◆ **Stated problem a**
Find every line in the records that contains the word "label", and copy each of those lines. Case counts.

◆ **Text shown**
** start **
On May 31, 2011, the Chicago Board Options Exchange, Incorporated (“Exchange” or “CBOE”) filed with the Securities and Exchange Commission (the “Commission”), pursuant to Section 19(b)(1) of the Securities Exchange Act of 1934 (the “Act”),[1] and Rule 19b-4 thereunder,[2] a proposed rule change to list and trade cash-settled options that overlie the ordinary cash Start Printed Page 47281dividends paid by an issuer over an annual, semi-annual, or quarterly “accrual period.” The proposed rule change was published for comment in the Federal Register on June 17, 2011.[3] The Commission received no comments on the proposal. This order approves the proposed rule change.

I. Description of Proposal

CBOE proposes to list and trade cash-settled, P.M.-settled, European-style exercise options that overlie the ordinary cash dividends paid by an issuer (“SSDO”) over an annual accrual period. CBOE also may list series of SSDOs with an accrual period of less than a year, but in no event less than one quarter of a year.

Product Design

Each SSDO represents the accumulated ordinary dividend amounts paid by a specific issuer over a specified accrual period.[4] Each annual accrual period will run from the business day after the third Friday of December through the third Friday of the following December. For an SSDO with an accrual period of less than a year, the accrual period runs from the business day after the third Friday of the month beginning the accrual period through the third Friday of the month ending the accrual period.[5]

The underlying value for SSDOs will be equal to ten (10) times the ex-dividend amounts of an issuer accumulated over the specified accrual period. Each day, CBOE will calculate the aggregate daily dividend totals for the specific issuer, which are summed up over any accrual period. During each business day, CBOE will disseminate the underlying SSDO value, multiplied by ten (10), through the Options Price Reporting Authority (“OPRA”), the Consolidated Tape Association (“CTA”) tape and/or the Market Data Index (“MDI”) feed.
** end **
◆ **Data supplied**
** start **
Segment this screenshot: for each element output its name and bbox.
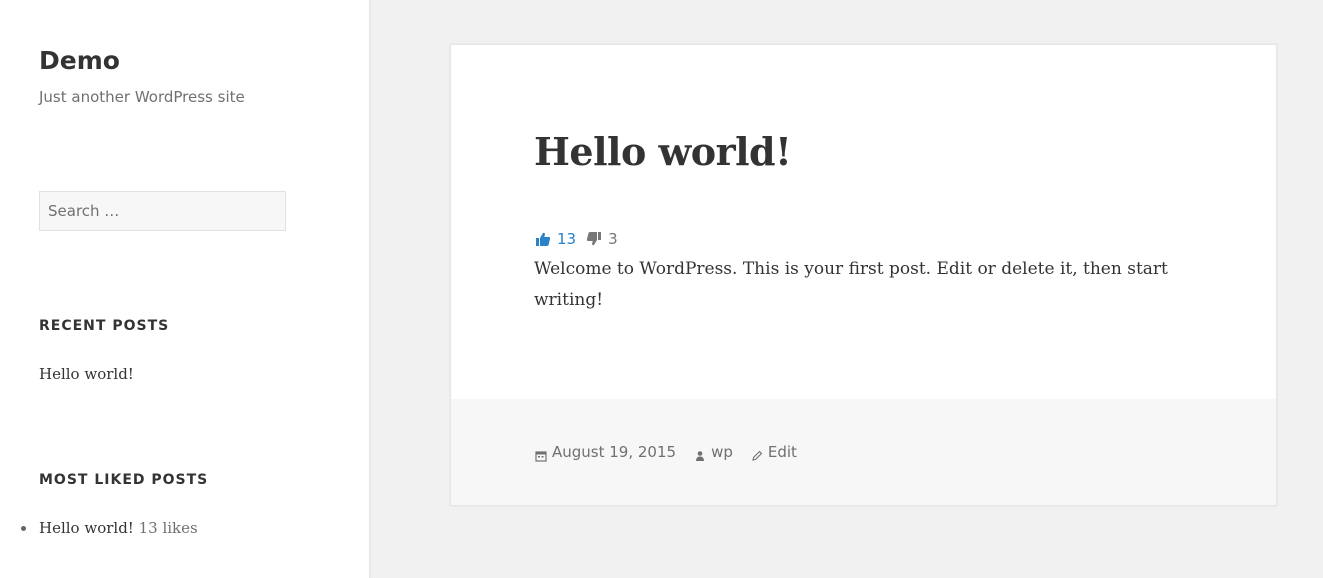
thumbs-down-icon <box>586 231 602 247</box>
post-meta: August 19, 2015 wp Edit <box>535 441 815 463</box>
author-icon <box>694 446 706 461</box>
search-input[interactable] <box>39 191 286 231</box>
dislike-count: 3 <box>608 230 618 248</box>
post-author-link[interactable]: wp <box>711 441 733 463</box>
most-liked-posts-heading: MOST LIKED POSTS <box>39 472 209 488</box>
post-date-link[interactable]: August 19, 2015 <box>552 441 676 463</box>
thumbs-up-icon <box>535 231 551 247</box>
most-liked-list: Hello world! 13 likes <box>20 517 198 539</box>
sidebar: Demo Just another WordPress site RECENT … <box>0 0 370 578</box>
vote-bar: 13 3 <box>535 228 618 250</box>
site-title[interactable]: Demo <box>39 44 120 78</box>
calendar-icon <box>535 446 547 462</box>
like-count: 13 <box>557 230 577 248</box>
post-content: Welcome to WordPress. This is your first… <box>534 259 1168 310</box>
post-edit: Edit <box>751 441 797 463</box>
most-liked-post-link[interactable]: Hello world! <box>39 519 134 537</box>
post-article: Hello world! 13 3 Welcome to WordPress. … <box>450 44 1277 506</box>
post-date: August 19, 2015 <box>535 441 676 463</box>
post-title[interactable]: Hello world! <box>534 127 792 177</box>
bullet <box>21 526 26 531</box>
like-button[interactable]: 13 <box>535 230 576 248</box>
like-count: 13 likes <box>138 519 198 537</box>
recent-post-link[interactable]: Hello world! <box>39 363 134 385</box>
recent-posts-heading: RECENT POSTS <box>39 318 170 334</box>
pencil-icon <box>751 446 763 461</box>
site-description: Just another WordPress site <box>39 88 245 106</box>
edit-post-link[interactable]: Edit <box>768 441 797 463</box>
post-footer: August 19, 2015 wp Edit <box>451 399 1276 505</box>
post-author: wp <box>694 441 733 463</box>
list-item: Hello world! 13 likes <box>20 517 198 539</box>
dislike-button[interactable]: 3 <box>586 230 618 248</box>
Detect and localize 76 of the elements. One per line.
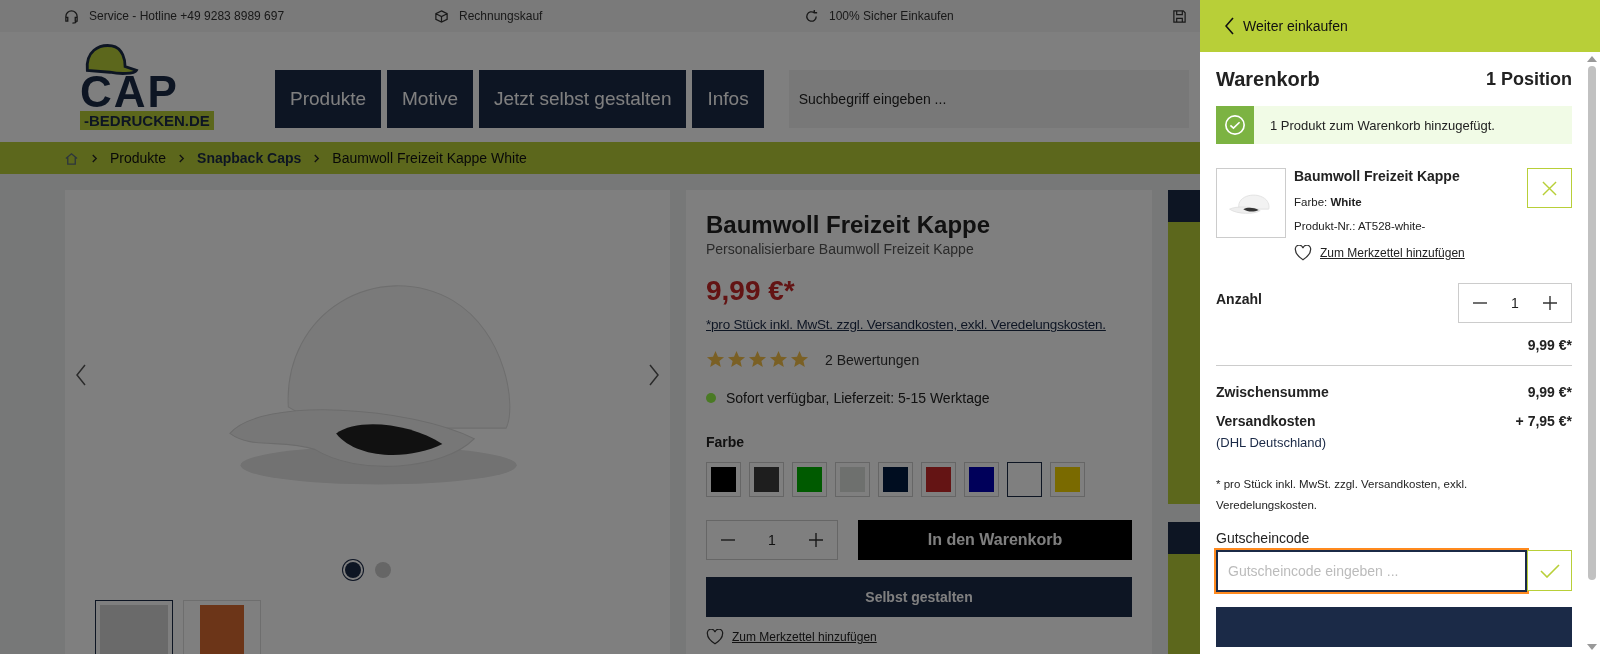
line-total: 9,99 €* — [1527, 337, 1572, 353]
star-icon — [790, 350, 809, 369]
star-icon — [727, 350, 746, 369]
alert-text: 1 Produkt zum Warenkorb hinzugefügt. — [1270, 117, 1495, 133]
scroll-down-icon[interactable] — [1587, 644, 1597, 650]
nav-button[interactable]: Jetzt selbst gestalten — [479, 70, 687, 128]
nav-button[interactable]: Infos — [692, 70, 764, 128]
nav-button[interactable]: Produkte — [275, 70, 382, 128]
box-icon — [434, 8, 449, 24]
wishlist-link[interactable]: Zum Merkzettel hinzufügen — [1320, 246, 1465, 260]
quantity-value: 1 — [1511, 295, 1519, 311]
logo-text: CAP — [80, 73, 180, 111]
close-icon — [1542, 180, 1557, 196]
price-note-link[interactable]: *pro Stück inkl. MwSt. zzgl. Versandkosten, exkl. Veredelungskosten. — [706, 317, 1132, 332]
cart-item-name[interactable]: Baumwoll Freizeit Kappe — [1294, 168, 1519, 184]
reviews-link[interactable]: 2 Bewertungen — [825, 351, 920, 368]
product-title: Baumwoll Freizeit Kappe — [706, 212, 992, 238]
carousel-dot[interactable] — [374, 562, 391, 578]
chevron-icon — [91, 153, 98, 163]
quantity-label: Anzahl — [1216, 291, 1262, 307]
home-icon[interactable] — [64, 150, 79, 166]
quantity-value: 1 — [768, 532, 776, 548]
checkmark-icon — [1539, 563, 1560, 578]
photo-placeholder — [200, 605, 244, 654]
color-label: Farbe — [706, 434, 746, 450]
carousel-dot[interactable] — [344, 562, 361, 578]
quantity-stepper[interactable]: 1 — [706, 520, 838, 560]
chevron-icon — [313, 153, 321, 163]
headset-icon — [64, 8, 79, 24]
continue-shopping-link[interactable]: Weiter einkaufen — [1243, 18, 1348, 34]
color-swatch[interactable] — [1007, 462, 1042, 497]
refresh-icon — [804, 8, 819, 24]
position-count: 1 Position — [1486, 69, 1572, 90]
search-field[interactable]: Suchbegriff eingeben ... — [788, 70, 1189, 128]
star-icon — [706, 350, 725, 369]
chevron-left-icon[interactable] — [1225, 17, 1235, 35]
product-number: Produkt-Nr.: AT528-white- — [1294, 220, 1427, 232]
plus-icon[interactable] — [809, 533, 823, 547]
add-to-cart-button[interactable]: In den Warenkorb — [858, 520, 1132, 560]
availability-text: Sofort verfügbar, Lieferzeit: 5-15 Werktage — [726, 390, 990, 406]
logo[interactable]: CAP -BEDRUCKEN.DE — [80, 48, 252, 130]
price-note: * pro Stück inkl. MwSt. zzgl. Versandkosten, exkl. Veredelungskosten. — [1216, 477, 1469, 513]
star-icon — [748, 350, 767, 369]
shipping-value: + 7,95 €* — [1515, 413, 1572, 429]
color-label: Farbe: — [1294, 196, 1328, 208]
customize-button[interactable]: Selbst gestalten — [706, 577, 1132, 617]
nav-button[interactable]: Motive — [387, 70, 473, 128]
quantity-stepper[interactable]: 1 — [1458, 283, 1572, 323]
product-subtitle: Personalisierbare Baumwoll Freizeit Kappe — [706, 241, 975, 257]
shipping-label: Versandkosten — [1216, 413, 1316, 429]
top-bar-text: Service - Hotline +49 9283 8989 697 — [89, 9, 285, 23]
logo-subtext: -BEDRUCKEN.DE — [80, 111, 214, 130]
voucher-label: Gutscheincode — [1216, 530, 1311, 546]
subtotal-value: 9,99 €* — [1527, 384, 1572, 400]
price: 9,99 €* — [706, 275, 796, 307]
color-value: White — [1330, 196, 1362, 208]
chevron-icon — [178, 153, 186, 163]
heart-icon[interactable] — [1294, 245, 1312, 261]
plus-icon[interactable] — [1543, 296, 1557, 310]
subtotal-label: Zwischensumme — [1216, 384, 1329, 400]
star-icon — [769, 350, 788, 369]
thumbnail[interactable] — [95, 600, 173, 654]
voucher-input-field[interactable]: Gutscheincode eingeben ... — [1216, 550, 1527, 592]
top-bar-text: Rechnungskauf — [459, 9, 543, 23]
top-bar-text: 100% Sicher Einkaufen — [829, 9, 954, 23]
product-thumbnail[interactable] — [1216, 168, 1286, 238]
cart-title: Warenkorb — [1216, 68, 1320, 91]
wishlist-link[interactable]: Zum Merkzettel hinzufügen — [732, 630, 877, 644]
breadcrumb-link[interactable]: Baumwoll Freizeit Kappe White — [332, 150, 527, 166]
breadcrumb-link[interactable]: Snapback Caps — [197, 150, 302, 166]
check-circle-icon — [1224, 114, 1246, 136]
shipping-method: (DHL Deutschland) — [1216, 435, 1328, 450]
breadcrumb-link[interactable]: Produkte — [110, 150, 167, 166]
chevron-right-icon[interactable] — [648, 362, 660, 387]
checkout-button[interactable] — [1216, 607, 1572, 647]
scroll-up-icon[interactable] — [1587, 56, 1597, 62]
** end **
◆ **Stated problem b**
In the text on the CBOE dividend options proposal, on what date was the proposed rule change published for comment in the Federal Register?

◆ **Full output a**
quantity-label: Anzahl — [1216, 291, 1262, 307]
color-label: Farbe — [706, 434, 746, 450]
color-label: Farbe: — [1294, 196, 1328, 208]
shipping-label: Versandkosten — [1216, 413, 1316, 429]
voucher-label: Gutscheincode — [1216, 530, 1311, 546]
subtotal-label: Zwischensumme — [1216, 384, 1329, 400]

◆ **Full output b**
June 17, 2011